## Start Source records

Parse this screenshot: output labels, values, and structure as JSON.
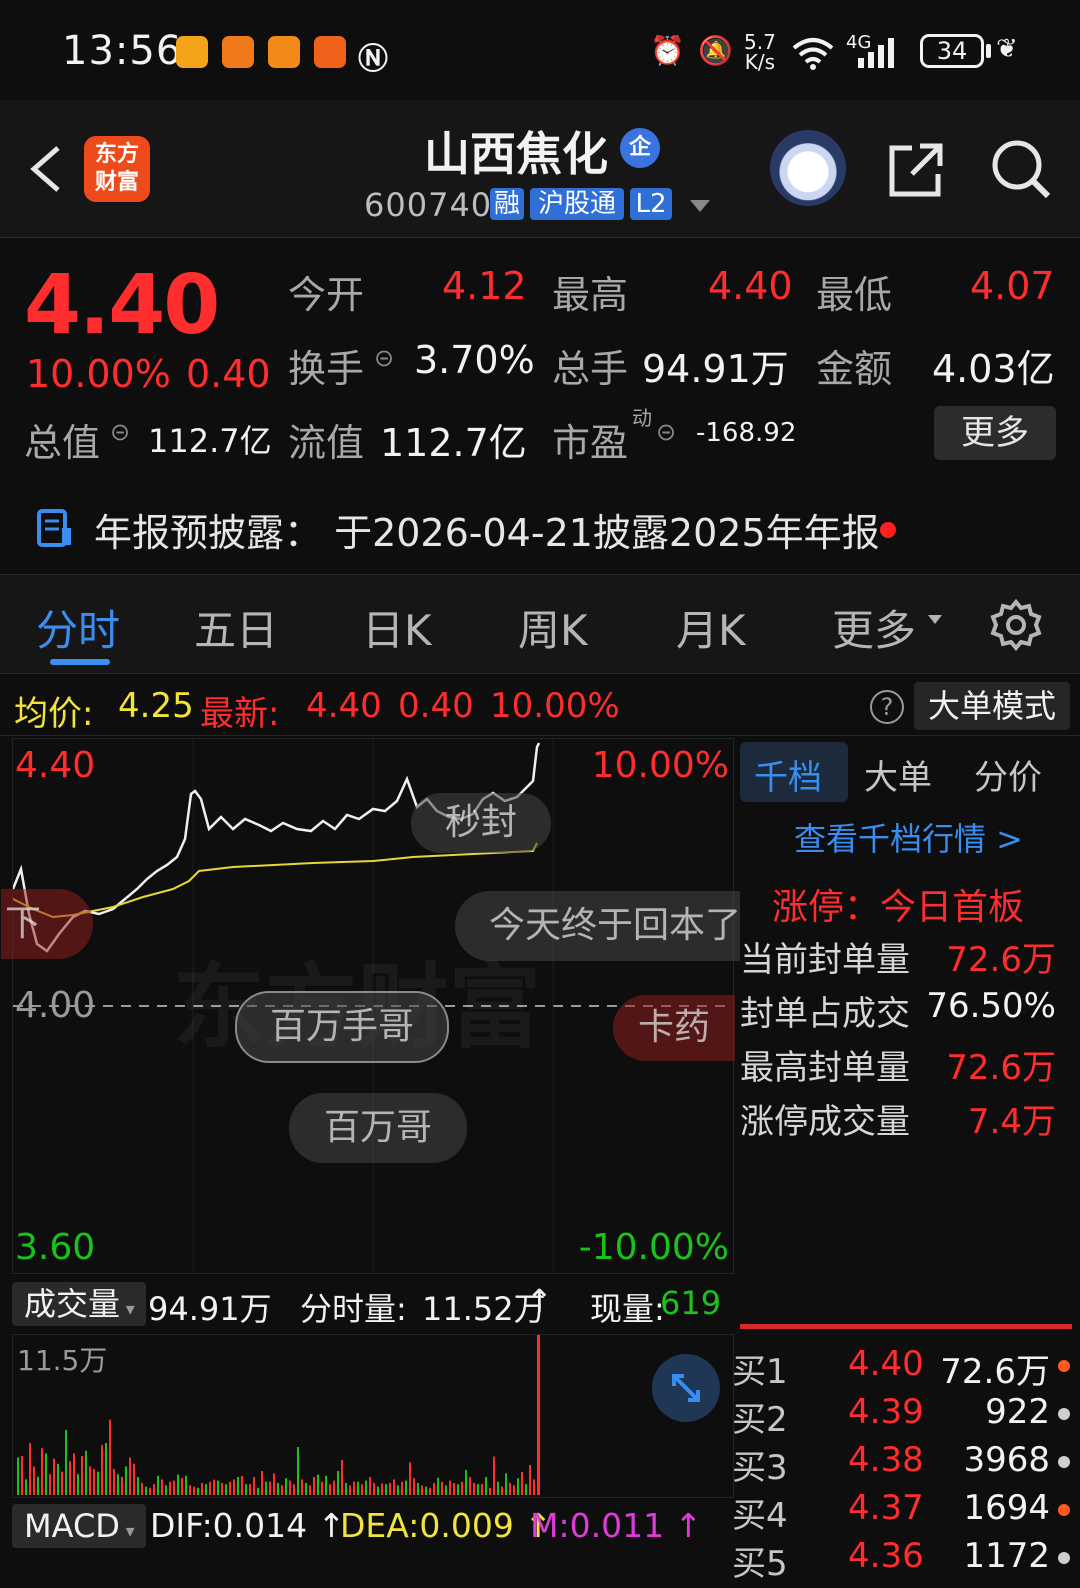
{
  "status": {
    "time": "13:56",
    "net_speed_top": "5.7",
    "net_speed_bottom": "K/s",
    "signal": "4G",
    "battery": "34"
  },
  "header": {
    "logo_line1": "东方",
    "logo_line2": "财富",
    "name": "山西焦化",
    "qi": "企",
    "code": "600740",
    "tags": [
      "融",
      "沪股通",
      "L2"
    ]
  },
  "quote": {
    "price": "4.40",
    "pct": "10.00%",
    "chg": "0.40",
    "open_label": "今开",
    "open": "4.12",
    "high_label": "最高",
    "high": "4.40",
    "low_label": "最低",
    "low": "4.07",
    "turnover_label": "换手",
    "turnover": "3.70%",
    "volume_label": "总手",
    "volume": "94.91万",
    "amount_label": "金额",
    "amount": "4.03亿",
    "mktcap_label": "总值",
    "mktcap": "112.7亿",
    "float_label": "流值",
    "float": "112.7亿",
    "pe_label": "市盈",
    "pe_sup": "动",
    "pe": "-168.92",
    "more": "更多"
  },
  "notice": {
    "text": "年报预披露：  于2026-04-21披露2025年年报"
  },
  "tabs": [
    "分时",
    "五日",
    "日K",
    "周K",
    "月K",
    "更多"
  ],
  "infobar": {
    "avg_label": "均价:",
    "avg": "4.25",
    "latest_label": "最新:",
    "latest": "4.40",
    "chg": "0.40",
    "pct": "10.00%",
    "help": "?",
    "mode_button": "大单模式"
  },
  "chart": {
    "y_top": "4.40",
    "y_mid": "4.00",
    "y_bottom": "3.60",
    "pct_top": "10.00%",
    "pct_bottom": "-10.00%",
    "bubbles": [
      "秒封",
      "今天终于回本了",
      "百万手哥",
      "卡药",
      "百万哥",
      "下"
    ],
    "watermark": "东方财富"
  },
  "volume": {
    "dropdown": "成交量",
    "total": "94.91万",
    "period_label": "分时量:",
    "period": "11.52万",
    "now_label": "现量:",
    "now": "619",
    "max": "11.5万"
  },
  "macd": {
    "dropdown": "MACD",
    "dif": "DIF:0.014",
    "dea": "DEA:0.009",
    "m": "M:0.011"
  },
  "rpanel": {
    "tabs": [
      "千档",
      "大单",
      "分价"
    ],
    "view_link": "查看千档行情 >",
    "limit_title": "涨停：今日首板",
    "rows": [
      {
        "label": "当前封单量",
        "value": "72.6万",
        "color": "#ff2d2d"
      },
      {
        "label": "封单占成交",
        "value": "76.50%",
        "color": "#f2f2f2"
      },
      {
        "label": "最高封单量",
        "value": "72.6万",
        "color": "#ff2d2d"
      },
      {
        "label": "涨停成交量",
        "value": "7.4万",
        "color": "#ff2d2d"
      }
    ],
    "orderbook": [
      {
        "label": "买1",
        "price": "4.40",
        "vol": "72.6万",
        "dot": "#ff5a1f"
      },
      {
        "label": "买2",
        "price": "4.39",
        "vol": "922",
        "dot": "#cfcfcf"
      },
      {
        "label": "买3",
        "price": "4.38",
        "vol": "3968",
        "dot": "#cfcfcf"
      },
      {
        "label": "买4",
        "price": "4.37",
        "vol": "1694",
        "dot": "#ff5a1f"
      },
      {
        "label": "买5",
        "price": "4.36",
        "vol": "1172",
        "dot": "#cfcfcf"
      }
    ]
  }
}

## End Source records

■ **Short problem**
Quote the data above in full, leaving out the pictures it holds.

■ **Result**
Parse this screenshot: output labels, values, and structure as JSON.
{
  "status": {
    "time": "13:56",
    "net_speed_top": "5.7",
    "net_speed_bottom": "K/s",
    "signal": "4G",
    "battery": "34"
  },
  "header": {
    "logo_line1": "东方",
    "logo_line2": "财富",
    "name": "山西焦化",
    "qi": "企",
    "code": "600740",
    "tags": [
      "融",
      "沪股通",
      "L2"
    ]
  },
  "quote": {
    "price": "4.40",
    "pct": "10.00%",
    "chg": "0.40",
    "open_label": "今开",
    "open": "4.12",
    "high_label": "最高",
    "high": "4.40",
    "low_label": "最低",
    "low": "4.07",
    "turnover_label": "换手",
    "turnover": "3.70%",
    "volume_label": "总手",
    "volume": "94.91万",
    "amount_label": "金额",
    "amount": "4.03亿",
    "mktcap_label": "总值",
    "mktcap": "112.7亿",
    "float_label": "流值",
    "float": "112.7亿",
    "pe_label": "市盈",
    "pe_sup": "动",
    "pe": "-168.92",
    "more": "更多"
  },
  "notice": {
    "text": "年报预披露：  于2026-04-21披露2025年年报"
  },
  "tabs": [
    "分时",
    "五日",
    "日K",
    "周K",
    "月K",
    "更多"
  ],
  "infobar": {
    "avg_label": "均价:",
    "avg": "4.25",
    "latest_label": "最新:",
    "latest": "4.40",
    "chg": "0.40",
    "pct": "10.00%",
    "help": "?",
    "mode_button": "大单模式"
  },
  "chart": {
    "y_top": "4.40",
    "y_mid": "4.00",
    "y_bottom": "3.60",
    "pct_top": "10.00%",
    "pct_bottom": "-10.00%",
    "bubbles": [
      "秒封",
      "今天终于回本了",
      "百万手哥",
      "卡药",
      "百万哥",
      "下"
    ],
    "watermark": "东方财富"
  },
  "volume": {
    "dropdown": "成交量",
    "total": "94.91万",
    "period_label": "分时量:",
    "period": "11.52万",
    "now_label": "现量:",
    "now": "619",
    "max": "11.5万"
  },
  "macd": {
    "dropdown": "MACD",
    "dif": "DIF:0.014",
    "dea": "DEA:0.009",
    "m": "M:0.011"
  },
  "rpanel": {
    "tabs": [
      "千档",
      "大单",
      "分价"
    ],
    "view_link": "查看千档行情 >",
    "limit_title": "涨停：今日首板",
    "rows": [
      {
        "label": "当前封单量",
        "value": "72.6万",
        "color": "#ff2d2d"
      },
      {
        "label": "封单占成交",
        "value": "76.50%",
        "color": "#f2f2f2"
      },
      {
        "label": "最高封单量",
        "value": "72.6万",
        "color": "#ff2d2d"
      },
      {
        "label": "涨停成交量",
        "value": "7.4万",
        "color": "#ff2d2d"
      }
    ],
    "orderbook": [
      {
        "label": "买1",
        "price": "4.40",
        "vol": "72.6万",
        "dot": "#ff5a1f"
      },
      {
        "label": "买2",
        "price": "4.39",
        "vol": "922",
        "dot": "#cfcfcf"
      },
      {
        "label": "买3",
        "price": "4.38",
        "vol": "3968",
        "dot": "#cfcfcf"
      },
      {
        "label": "买4",
        "price": "4.37",
        "vol": "1694",
        "dot": "#ff5a1f"
      },
      {
        "label": "买5",
        "price": "4.36",
        "vol": "1172",
        "dot": "#cfcfcf"
      }
    ]
  }
}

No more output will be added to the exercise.